(Extracted records):
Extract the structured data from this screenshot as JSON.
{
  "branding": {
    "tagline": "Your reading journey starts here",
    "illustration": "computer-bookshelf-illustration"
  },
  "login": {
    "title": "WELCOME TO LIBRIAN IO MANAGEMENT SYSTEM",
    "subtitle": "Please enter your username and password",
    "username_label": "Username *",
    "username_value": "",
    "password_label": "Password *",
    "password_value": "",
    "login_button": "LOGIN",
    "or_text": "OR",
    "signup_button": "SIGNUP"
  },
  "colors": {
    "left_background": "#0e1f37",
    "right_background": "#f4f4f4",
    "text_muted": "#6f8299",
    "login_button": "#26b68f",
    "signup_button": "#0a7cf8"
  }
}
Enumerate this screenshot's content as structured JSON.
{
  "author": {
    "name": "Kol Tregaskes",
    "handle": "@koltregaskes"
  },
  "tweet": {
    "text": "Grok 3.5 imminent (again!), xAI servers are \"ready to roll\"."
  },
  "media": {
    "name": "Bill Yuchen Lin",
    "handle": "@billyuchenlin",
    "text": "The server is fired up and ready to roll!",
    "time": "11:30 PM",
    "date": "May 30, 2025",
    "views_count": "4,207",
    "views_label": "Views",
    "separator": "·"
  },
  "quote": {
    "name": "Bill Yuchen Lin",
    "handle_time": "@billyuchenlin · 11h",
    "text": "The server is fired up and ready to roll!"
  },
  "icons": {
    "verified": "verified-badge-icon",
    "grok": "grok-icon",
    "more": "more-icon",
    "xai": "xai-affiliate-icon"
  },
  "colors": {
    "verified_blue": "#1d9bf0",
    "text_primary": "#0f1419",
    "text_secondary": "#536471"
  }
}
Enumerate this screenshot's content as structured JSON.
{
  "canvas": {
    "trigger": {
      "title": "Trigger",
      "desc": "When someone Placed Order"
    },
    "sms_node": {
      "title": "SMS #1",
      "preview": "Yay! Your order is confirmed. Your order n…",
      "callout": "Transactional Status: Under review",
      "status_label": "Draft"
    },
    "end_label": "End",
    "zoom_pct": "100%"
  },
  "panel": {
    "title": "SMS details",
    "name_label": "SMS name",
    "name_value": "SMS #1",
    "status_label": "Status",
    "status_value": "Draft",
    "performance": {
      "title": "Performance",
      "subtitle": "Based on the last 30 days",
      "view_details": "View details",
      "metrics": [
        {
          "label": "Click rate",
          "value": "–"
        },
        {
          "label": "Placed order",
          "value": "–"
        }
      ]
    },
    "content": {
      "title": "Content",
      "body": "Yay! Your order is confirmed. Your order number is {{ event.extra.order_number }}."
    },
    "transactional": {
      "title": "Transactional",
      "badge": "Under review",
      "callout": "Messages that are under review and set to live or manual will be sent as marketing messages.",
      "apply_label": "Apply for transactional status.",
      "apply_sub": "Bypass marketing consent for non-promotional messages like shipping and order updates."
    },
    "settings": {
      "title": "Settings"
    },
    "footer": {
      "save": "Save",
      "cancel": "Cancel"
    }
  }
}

(Problem to solve):
Collect every line above that contains the word "subtitle".

(Answer to the exercise):
    "subtitle": "Please enter your username and password",
      "subtitle": "Based on the last 30 days",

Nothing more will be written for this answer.